* _Task goal_
Pick out the lines in the listing below that contain the word "color" and copy them.

━━ Data shown

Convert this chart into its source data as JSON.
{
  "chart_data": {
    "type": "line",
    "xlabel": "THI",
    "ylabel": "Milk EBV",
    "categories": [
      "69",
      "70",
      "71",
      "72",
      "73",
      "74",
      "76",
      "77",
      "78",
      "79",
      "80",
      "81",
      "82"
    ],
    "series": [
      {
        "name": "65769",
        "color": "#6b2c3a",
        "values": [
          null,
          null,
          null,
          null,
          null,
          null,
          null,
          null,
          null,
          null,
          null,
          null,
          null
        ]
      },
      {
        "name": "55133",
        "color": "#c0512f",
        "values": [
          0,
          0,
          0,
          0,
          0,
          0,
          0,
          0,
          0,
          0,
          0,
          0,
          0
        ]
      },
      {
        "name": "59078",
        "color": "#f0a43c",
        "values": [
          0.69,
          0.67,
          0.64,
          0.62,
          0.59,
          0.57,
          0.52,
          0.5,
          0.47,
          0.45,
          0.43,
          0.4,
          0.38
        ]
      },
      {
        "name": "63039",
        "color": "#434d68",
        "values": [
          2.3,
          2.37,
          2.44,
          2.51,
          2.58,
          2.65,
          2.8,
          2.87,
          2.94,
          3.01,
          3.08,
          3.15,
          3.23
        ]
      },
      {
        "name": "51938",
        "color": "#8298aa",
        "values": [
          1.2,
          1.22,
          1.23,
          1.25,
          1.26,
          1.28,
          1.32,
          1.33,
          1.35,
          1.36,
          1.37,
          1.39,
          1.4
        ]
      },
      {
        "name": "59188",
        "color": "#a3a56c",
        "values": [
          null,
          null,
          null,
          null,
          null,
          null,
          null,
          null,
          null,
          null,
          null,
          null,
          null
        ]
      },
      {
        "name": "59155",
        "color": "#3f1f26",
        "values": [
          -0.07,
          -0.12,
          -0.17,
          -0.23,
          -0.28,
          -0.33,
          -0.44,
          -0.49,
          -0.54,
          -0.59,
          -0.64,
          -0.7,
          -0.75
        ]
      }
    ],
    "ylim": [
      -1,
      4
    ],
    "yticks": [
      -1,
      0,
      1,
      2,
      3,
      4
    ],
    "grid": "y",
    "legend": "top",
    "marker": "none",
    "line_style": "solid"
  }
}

━━━━

* _Output of the task_
        "color": "#6b2c3a",
        "color": "#c0512f",
        "color": "#f0a43c",
        "color": "#434d68",
        "color": "#8298aa",
        "color": "#a3a56c",
        "color": "#3f1f26",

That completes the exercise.